Write the data out again exactly, dropping any images it holds.

----- INFORMATION PROVIDED

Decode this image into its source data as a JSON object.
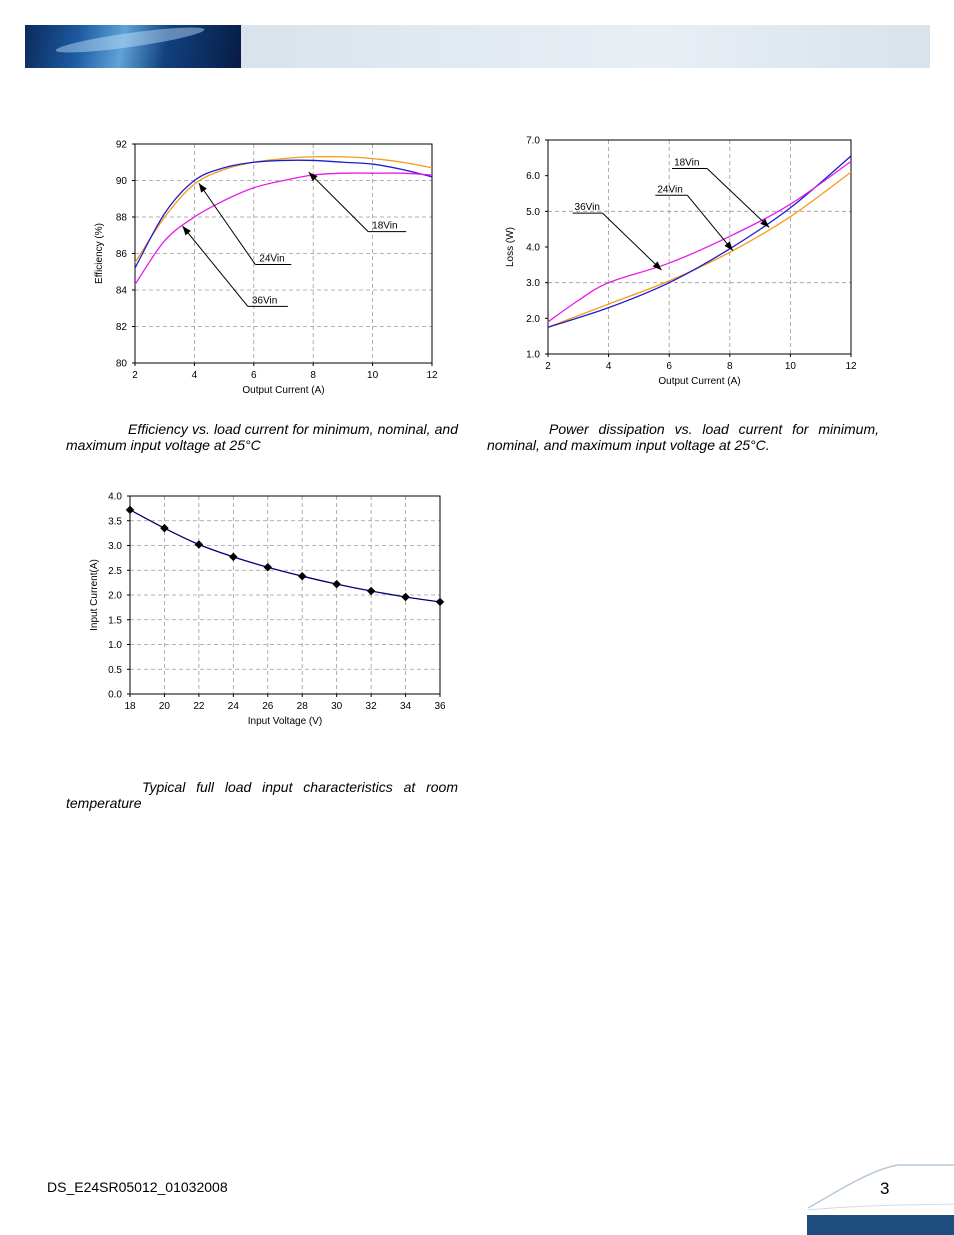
{
  "footer": {
    "doc_id": "DS_E24SR05012_01032008",
    "page_number": "3"
  },
  "captions": {
    "efficiency": "Efficiency vs. load current for minimum, nominal, and maximum input voltage at 25°C",
    "loss": "Power dissipation vs. load current for minimum, nominal, and maximum input voltage at 25°C.",
    "input": "Typical full load input characteristics at room temperature"
  },
  "chart_data": [
    {
      "id": "efficiency",
      "type": "line",
      "xlabel": "Output Current (A)",
      "ylabel": "Efficiency (%)",
      "xlim": [
        2,
        12
      ],
      "ylim": [
        80,
        92
      ],
      "xticks": [
        2,
        4,
        6,
        8,
        10,
        12
      ],
      "yticks": [
        80,
        82,
        84,
        86,
        88,
        90,
        92
      ],
      "grid": true,
      "series": [
        {
          "name": "18Vin",
          "color": "#f59a1a",
          "x": [
            2,
            3,
            4,
            5,
            6,
            7,
            8,
            9,
            10,
            11,
            12
          ],
          "y": [
            85.5,
            88.0,
            89.8,
            90.6,
            91.0,
            91.2,
            91.3,
            91.3,
            91.2,
            91.0,
            90.7
          ]
        },
        {
          "name": "24Vin",
          "color": "#1c1ccf",
          "x": [
            2,
            3,
            4,
            5,
            6,
            7,
            8,
            9,
            10,
            11,
            12
          ],
          "y": [
            85.2,
            88.2,
            90.0,
            90.7,
            91.0,
            91.1,
            91.1,
            91.0,
            90.9,
            90.6,
            90.2
          ]
        },
        {
          "name": "36Vin",
          "color": "#e81ae8",
          "x": [
            2,
            3,
            4,
            5,
            6,
            7,
            8,
            9,
            10,
            11,
            12
          ],
          "y": [
            84.3,
            86.7,
            88.0,
            88.9,
            89.6,
            90.0,
            90.3,
            90.4,
            90.4,
            90.4,
            90.3
          ]
        }
      ]
    },
    {
      "id": "loss",
      "type": "line",
      "xlabel": "Output Current (A)",
      "ylabel": "Loss (W)",
      "xlim": [
        2,
        12
      ],
      "ylim": [
        1.0,
        7.0
      ],
      "xticks": [
        2,
        4,
        6,
        8,
        10,
        12
      ],
      "yticks": [
        "1.0",
        "2.0",
        "3.0",
        "4.0",
        "5.0",
        "6.0",
        "7.0"
      ],
      "grid": true,
      "series": [
        {
          "name": "18Vin",
          "color": "#f59a1a",
          "x": [
            2,
            4,
            6,
            8,
            10,
            12
          ],
          "y": [
            1.75,
            2.4,
            3.05,
            3.85,
            4.85,
            6.1
          ]
        },
        {
          "name": "24Vin",
          "color": "#1c1ccf",
          "x": [
            2,
            4,
            6,
            8,
            10,
            12
          ],
          "y": [
            1.75,
            2.3,
            3.0,
            3.95,
            5.1,
            6.55
          ]
        },
        {
          "name": "36Vin",
          "color": "#e81ae8",
          "x": [
            2,
            3,
            4,
            6,
            8,
            10,
            12
          ],
          "y": [
            1.9,
            2.5,
            3.0,
            3.55,
            4.3,
            5.2,
            6.4
          ]
        }
      ]
    },
    {
      "id": "input",
      "type": "line",
      "xlabel": "Input Voltage (V)",
      "ylabel": "Input Current(A)",
      "xlim": [
        18,
        36
      ],
      "ylim": [
        0.0,
        4.0
      ],
      "xticks": [
        18,
        20,
        22,
        24,
        26,
        28,
        30,
        32,
        34,
        36
      ],
      "yticks": [
        "0.0",
        "0.5",
        "1.0",
        "1.5",
        "2.0",
        "2.5",
        "3.0",
        "3.5",
        "4.0"
      ],
      "grid": true,
      "series": [
        {
          "color": "#00007a",
          "x": [
            18,
            20,
            22,
            24,
            26,
            28,
            30,
            32,
            34,
            36
          ],
          "y": [
            3.72,
            3.35,
            3.02,
            2.77,
            2.56,
            2.38,
            2.22,
            2.08,
            1.96,
            1.86
          ]
        }
      ]
    }
  ]
}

----------

COMPLETED EXERCISE:
Decode this image into its source data as a JSON object.
{
  "footer": {
    "doc_id": "DS_E24SR05012_01032008",
    "page_number": "3"
  },
  "captions": {
    "efficiency": "Efficiency vs. load current for minimum, nominal, and maximum input voltage at 25°C",
    "loss": "Power dissipation vs. load current for minimum, nominal, and maximum input voltage at 25°C.",
    "input": "Typical full load input characteristics at room temperature"
  },
  "chart_data": [
    {
      "id": "efficiency",
      "type": "line",
      "xlabel": "Output Current (A)",
      "ylabel": "Efficiency (%)",
      "xlim": [
        2,
        12
      ],
      "ylim": [
        80,
        92
      ],
      "xticks": [
        2,
        4,
        6,
        8,
        10,
        12
      ],
      "yticks": [
        80,
        82,
        84,
        86,
        88,
        90,
        92
      ],
      "grid": true,
      "series": [
        {
          "name": "18Vin",
          "color": "#f59a1a",
          "x": [
            2,
            3,
            4,
            5,
            6,
            7,
            8,
            9,
            10,
            11,
            12
          ],
          "y": [
            85.5,
            88.0,
            89.8,
            90.6,
            91.0,
            91.2,
            91.3,
            91.3,
            91.2,
            91.0,
            90.7
          ]
        },
        {
          "name": "24Vin",
          "color": "#1c1ccf",
          "x": [
            2,
            3,
            4,
            5,
            6,
            7,
            8,
            9,
            10,
            11,
            12
          ],
          "y": [
            85.2,
            88.2,
            90.0,
            90.7,
            91.0,
            91.1,
            91.1,
            91.0,
            90.9,
            90.6,
            90.2
          ]
        },
        {
          "name": "36Vin",
          "color": "#e81ae8",
          "x": [
            2,
            3,
            4,
            5,
            6,
            7,
            8,
            9,
            10,
            11,
            12
          ],
          "y": [
            84.3,
            86.7,
            88.0,
            88.9,
            89.6,
            90.0,
            90.3,
            90.4,
            90.4,
            90.4,
            90.3
          ]
        }
      ]
    },
    {
      "id": "loss",
      "type": "line",
      "xlabel": "Output Current (A)",
      "ylabel": "Loss (W)",
      "xlim": [
        2,
        12
      ],
      "ylim": [
        1.0,
        7.0
      ],
      "xticks": [
        2,
        4,
        6,
        8,
        10,
        12
      ],
      "yticks": [
        "1.0",
        "2.0",
        "3.0",
        "4.0",
        "5.0",
        "6.0",
        "7.0"
      ],
      "grid": true,
      "series": [
        {
          "name": "18Vin",
          "color": "#f59a1a",
          "x": [
            2,
            4,
            6,
            8,
            10,
            12
          ],
          "y": [
            1.75,
            2.4,
            3.05,
            3.85,
            4.85,
            6.1
          ]
        },
        {
          "name": "24Vin",
          "color": "#1c1ccf",
          "x": [
            2,
            4,
            6,
            8,
            10,
            12
          ],
          "y": [
            1.75,
            2.3,
            3.0,
            3.95,
            5.1,
            6.55
          ]
        },
        {
          "name": "36Vin",
          "color": "#e81ae8",
          "x": [
            2,
            3,
            4,
            6,
            8,
            10,
            12
          ],
          "y": [
            1.9,
            2.5,
            3.0,
            3.55,
            4.3,
            5.2,
            6.4
          ]
        }
      ]
    },
    {
      "id": "input",
      "type": "line",
      "xlabel": "Input Voltage (V)",
      "ylabel": "Input Current(A)",
      "xlim": [
        18,
        36
      ],
      "ylim": [
        0.0,
        4.0
      ],
      "xticks": [
        18,
        20,
        22,
        24,
        26,
        28,
        30,
        32,
        34,
        36
      ],
      "yticks": [
        "0.0",
        "0.5",
        "1.0",
        "1.5",
        "2.0",
        "2.5",
        "3.0",
        "3.5",
        "4.0"
      ],
      "grid": true,
      "series": [
        {
          "color": "#00007a",
          "x": [
            18,
            20,
            22,
            24,
            26,
            28,
            30,
            32,
            34,
            36
          ],
          "y": [
            3.72,
            3.35,
            3.02,
            2.77,
            2.56,
            2.38,
            2.22,
            2.08,
            1.96,
            1.86
          ]
        }
      ]
    }
  ]
}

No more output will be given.